--- What you are asked to do ---
Please return the lines from the one containing "Text: B: B xyxy=(473,197,481,207)" through the one containing "Text: A: A xyxy=(442,100,449,110)", both included, reproduced verbatim.

--- Excerpted data ---
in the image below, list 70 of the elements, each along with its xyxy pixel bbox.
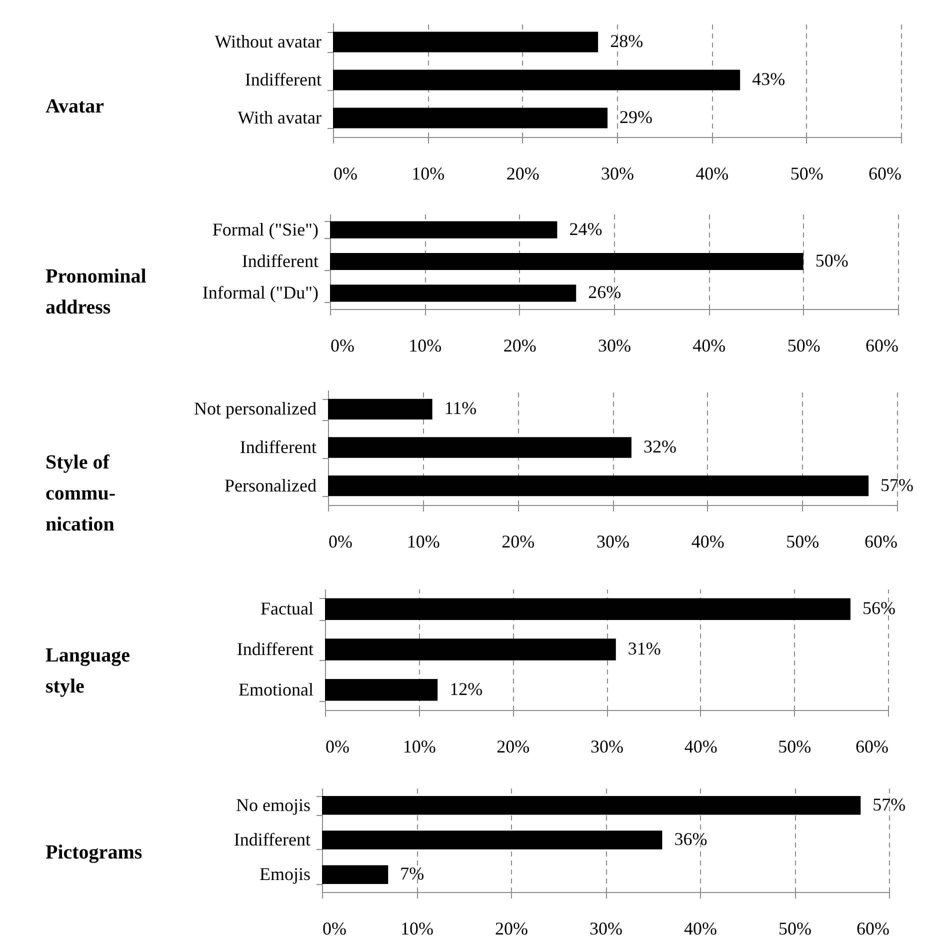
x-tick-label: 40% xyxy=(692,336,726,356)
x-tick-label: 20% xyxy=(502,532,535,552)
x-tick-label: 10% xyxy=(412,164,445,184)
x-tick-label: 20% xyxy=(506,164,540,184)
x-tick-label: 20% xyxy=(503,336,536,356)
x-tick-label: 20% xyxy=(495,918,528,938)
data-label: 24% xyxy=(569,218,602,239)
y-axis-title: Language style xyxy=(46,644,130,698)
x-tick-label: 60% xyxy=(864,532,898,552)
data-label: 32% xyxy=(643,436,676,456)
x-tick-label: 30% xyxy=(590,736,624,756)
x-tick-label: 0% xyxy=(326,736,350,756)
x-tick-label: 40% xyxy=(696,164,729,184)
x-tick-label: 0% xyxy=(334,164,358,184)
x-tick-label: 10% xyxy=(400,918,434,938)
data-label: 12% xyxy=(450,678,483,699)
x-tick-label: 0% xyxy=(328,532,352,552)
x-tick-label: 0% xyxy=(330,336,354,356)
y-tick-label: Indifferent xyxy=(236,639,314,659)
x-tick-label: 30% xyxy=(596,532,630,552)
data-label: 57% xyxy=(872,794,906,814)
y-tick-label: Indifferent xyxy=(244,70,322,90)
x-tick-label: 60% xyxy=(856,736,888,756)
x-tick-label: 50% xyxy=(778,918,812,938)
y-tick-label: Emojis xyxy=(259,864,310,884)
data-label: 56% xyxy=(862,598,896,618)
y-tick-label: Not personalized xyxy=(194,398,316,419)
x-tick-label: 10% xyxy=(408,336,442,356)
x-tick-label: 10% xyxy=(402,736,436,756)
x-tick-label: 40% xyxy=(691,532,724,552)
x-tick-label: 40% xyxy=(684,736,718,756)
data-label: 36% xyxy=(674,829,708,849)
x-tick-label: 50% xyxy=(786,532,820,552)
y-tick-label: With avatar xyxy=(238,108,322,128)
data-label: 29% xyxy=(620,107,653,127)
data-label: 28% xyxy=(610,31,644,51)
y-tick-label: Without avatar xyxy=(214,32,322,52)
x-tick-label: 30% xyxy=(590,918,622,938)
data-label: 7% xyxy=(400,864,424,884)
x-tick-label: 60% xyxy=(868,164,902,184)
data-label: 50% xyxy=(815,250,848,270)
x-tick-label: 20% xyxy=(496,736,530,756)
x-tick-label: 50% xyxy=(787,336,820,356)
y-axis-title: Avatar xyxy=(46,96,104,118)
x-tick-label: 30% xyxy=(598,336,631,356)
y-tick-label: Factual xyxy=(260,598,314,619)
data-label: 26% xyxy=(588,282,622,302)
y-axis-title: Pronominal address xyxy=(46,266,147,318)
y-tick-label: Informal ("Du") xyxy=(202,282,319,303)
x-tick-label: 10% xyxy=(406,532,440,552)
data-label: 11% xyxy=(444,398,477,418)
x-tick-label: 60% xyxy=(856,918,890,938)
y-tick-label: Indifferent xyxy=(242,251,318,271)
data-label: 43% xyxy=(752,69,786,89)
x-tick-label: 50% xyxy=(790,164,824,184)
x-tick-label: 30% xyxy=(601,164,634,184)
y-tick-label: Emotional xyxy=(238,679,314,700)
y-tick-label: No emojis xyxy=(236,794,310,815)
data-label: 31% xyxy=(628,638,661,658)
x-tick-label: 50% xyxy=(778,736,812,756)
y-tick-label: Personalized xyxy=(224,475,316,496)
x-tick-label: 40% xyxy=(684,918,717,938)
x-tick-label: 0% xyxy=(322,918,346,938)
y-tick-label: Indifferent xyxy=(240,437,316,457)
y-axis-title: Pictograms xyxy=(46,842,142,864)
y-tick-label: Formal ("Sie") xyxy=(212,219,318,240)
data-label: 57% xyxy=(880,474,914,495)
x-tick-label: 60% xyxy=(866,336,898,356)
y-axis-title: Style of commu- nication xyxy=(46,452,116,536)
y-tick-label: Indifferent xyxy=(234,830,310,850)
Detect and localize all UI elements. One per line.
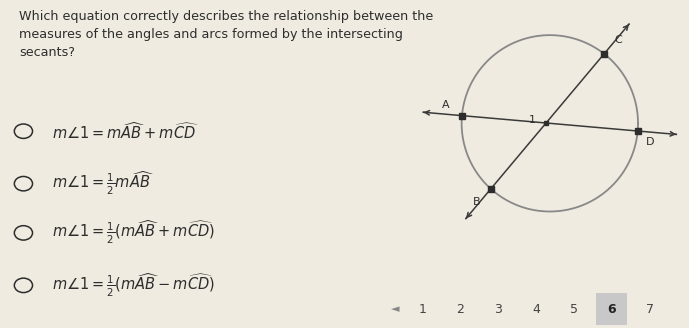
Text: B: B xyxy=(473,197,481,207)
Text: $m\angle 1 = \frac{1}{2}(m\widehat{AB} + m\widehat{CD})$: $m\angle 1 = \frac{1}{2}(m\widehat{AB} +… xyxy=(52,219,216,246)
Text: 6: 6 xyxy=(608,303,616,316)
Text: A: A xyxy=(442,100,449,110)
Text: $m\angle 1 = \frac{1}{2}(m\widehat{AB} - m\widehat{CD})$: $m\angle 1 = \frac{1}{2}(m\widehat{AB} -… xyxy=(52,272,216,299)
Text: 2: 2 xyxy=(456,303,464,316)
Text: 1: 1 xyxy=(528,115,536,125)
Text: 1: 1 xyxy=(418,303,426,316)
Text: ◄: ◄ xyxy=(391,304,399,314)
Text: 5: 5 xyxy=(570,303,578,316)
Text: 4: 4 xyxy=(532,303,540,316)
Text: D: D xyxy=(646,137,655,147)
Text: C: C xyxy=(614,35,621,45)
Text: $m\angle 1 = \frac{1}{2}m\widehat{AB}$: $m\angle 1 = \frac{1}{2}m\widehat{AB}$ xyxy=(52,170,154,197)
FancyBboxPatch shape xyxy=(596,293,628,325)
Text: Which equation correctly describes the relationship between the
measures of the : Which equation correctly describes the r… xyxy=(19,10,433,59)
Text: $m\angle 1 = m\widehat{AB} + m\widehat{CD}$: $m\angle 1 = m\widehat{AB} + m\widehat{C… xyxy=(52,121,199,142)
Text: 3: 3 xyxy=(494,303,502,316)
Text: 7: 7 xyxy=(646,303,654,316)
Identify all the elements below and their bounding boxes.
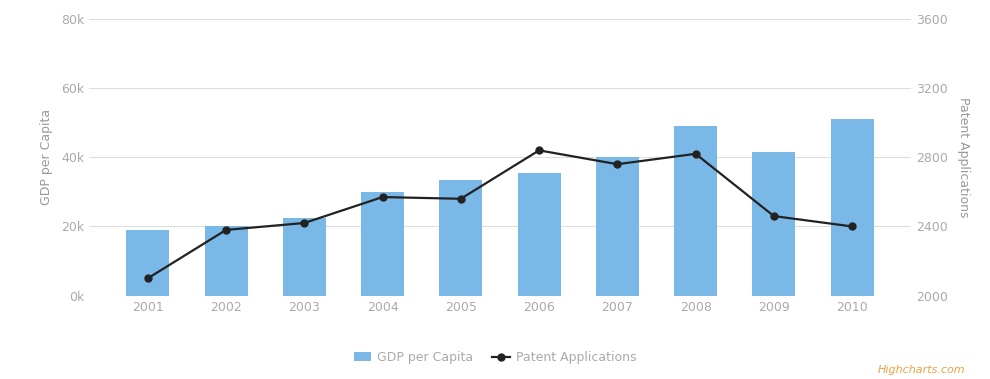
Bar — [283, 218, 326, 296]
Bar — [127, 230, 169, 296]
Bar — [596, 157, 639, 296]
Bar — [674, 126, 717, 296]
Bar — [205, 226, 248, 296]
Legend: GDP per Capita, Patent Applications: GDP per Capita, Patent Applications — [348, 346, 642, 369]
Bar — [440, 180, 482, 296]
Bar — [831, 119, 873, 296]
Y-axis label: GDP per Capita: GDP per Capita — [40, 109, 52, 205]
Bar — [518, 173, 560, 296]
Y-axis label: Patent Applications: Patent Applications — [956, 97, 970, 218]
Text: Highcharts.com: Highcharts.com — [877, 365, 965, 375]
Bar — [361, 192, 404, 296]
Bar — [752, 152, 795, 296]
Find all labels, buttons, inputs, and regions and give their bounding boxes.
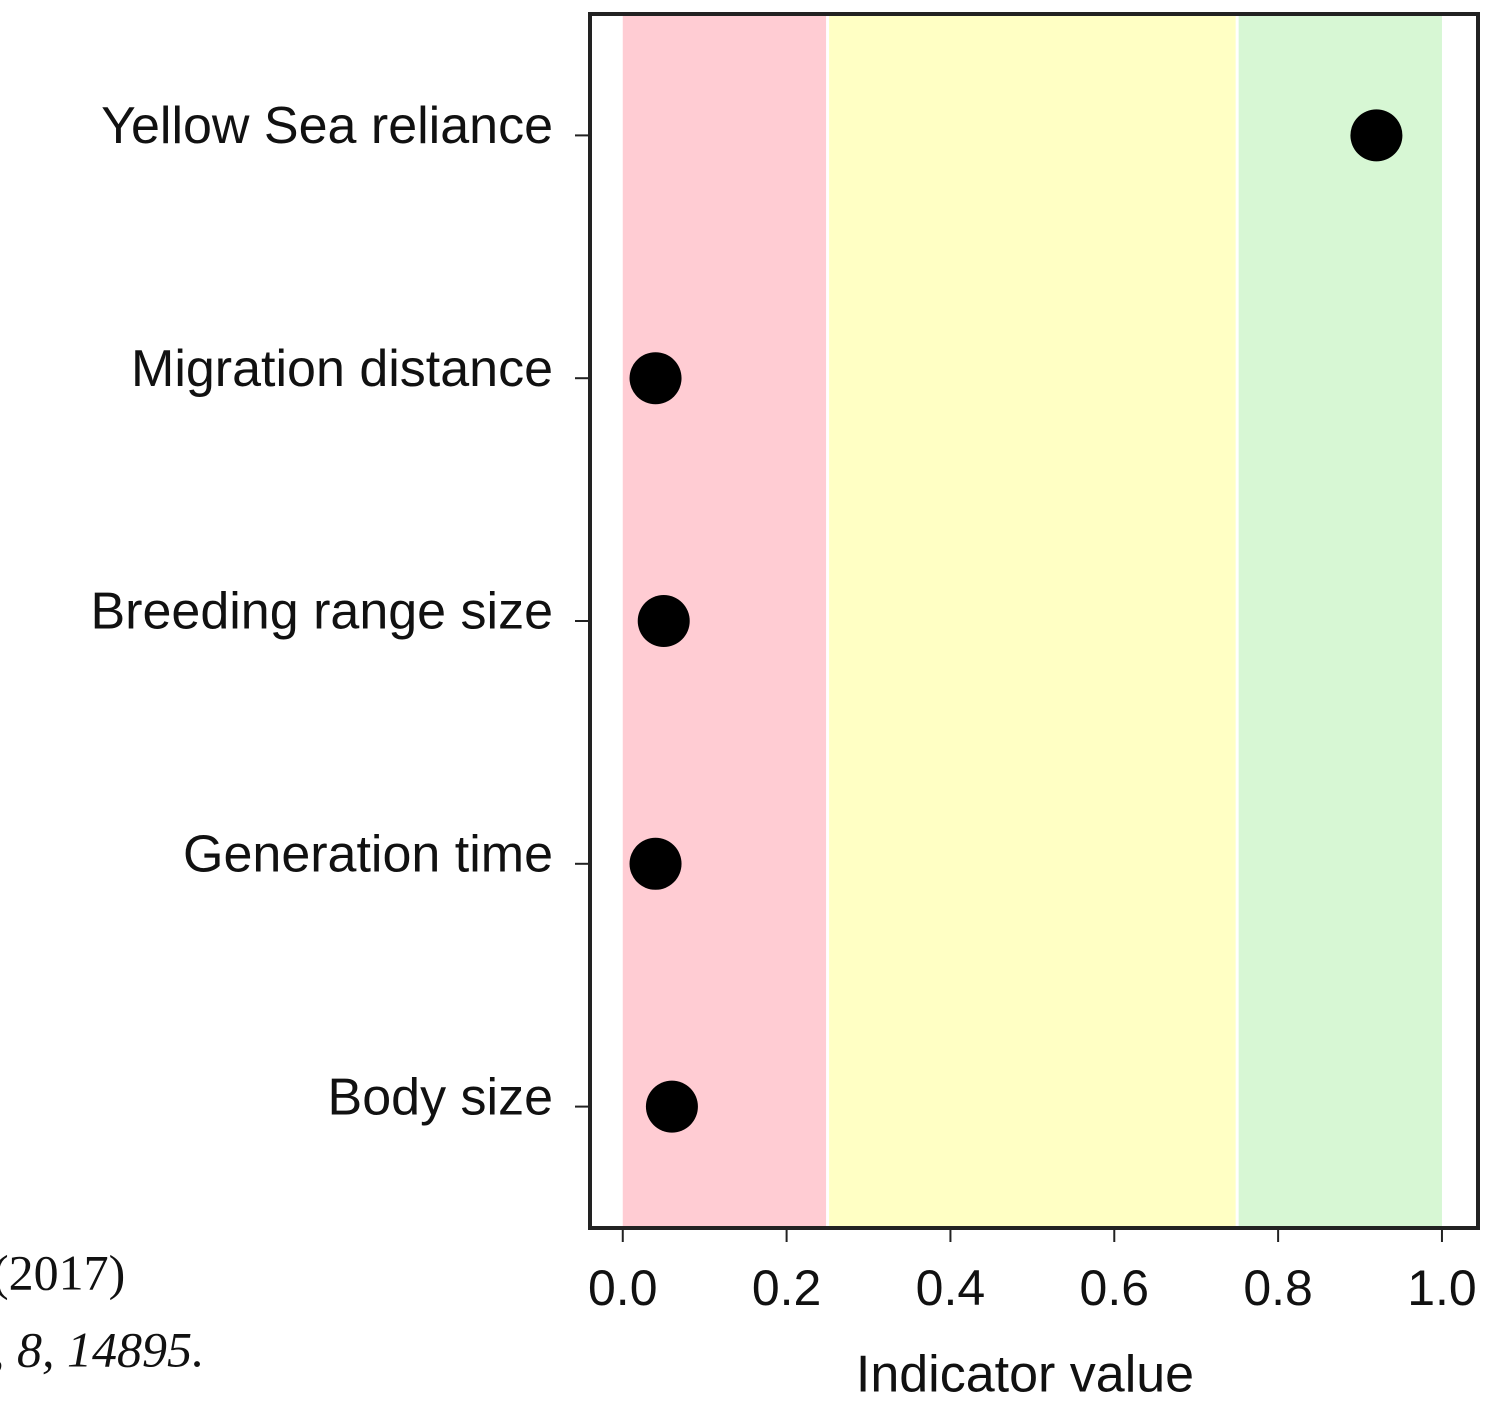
dot — [645, 1080, 698, 1133]
dot — [1350, 109, 1403, 162]
band — [827, 14, 1238, 1228]
x-tick-label: 0.4 — [916, 1260, 986, 1316]
dot — [629, 837, 682, 890]
x-tick-label: 0.0 — [588, 1260, 658, 1316]
citation-ref: , 8, 14895. — [0, 1321, 205, 1377]
y-tick-label: Migration distance — [131, 340, 553, 398]
x-tick-label: 0.6 — [1080, 1260, 1150, 1316]
y-tick-label: Generation time — [183, 826, 553, 884]
x-axis-label: Indicator value — [856, 1346, 1194, 1404]
dot — [637, 595, 690, 647]
x-tick-label: 1.0 — [1407, 1260, 1477, 1316]
dot — [629, 352, 682, 405]
x-tick-label: 0.8 — [1243, 1260, 1313, 1316]
y-tick-label: Breeding range size — [90, 583, 553, 641]
y-tick-label: Yellow Sea reliance — [101, 97, 553, 155]
y-tick-label: Body size — [328, 1068, 553, 1126]
citation-year: (2017) — [0, 1244, 125, 1300]
x-tick-label: 0.2 — [752, 1260, 822, 1316]
band — [1237, 14, 1442, 1228]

--- Written answer ---
Text: B: B xyxy=(473,197,481,207)
Text: $m\angle 1 = \frac{1}{2}(m\widehat{AB} + m\widehat{CD})$: $m\angle 1 = \frac{1}{2}(m\widehat{AB} +… xyxy=(52,219,216,246)
Text: 6: 6 xyxy=(608,303,616,316)
Text: A: A xyxy=(442,100,449,110)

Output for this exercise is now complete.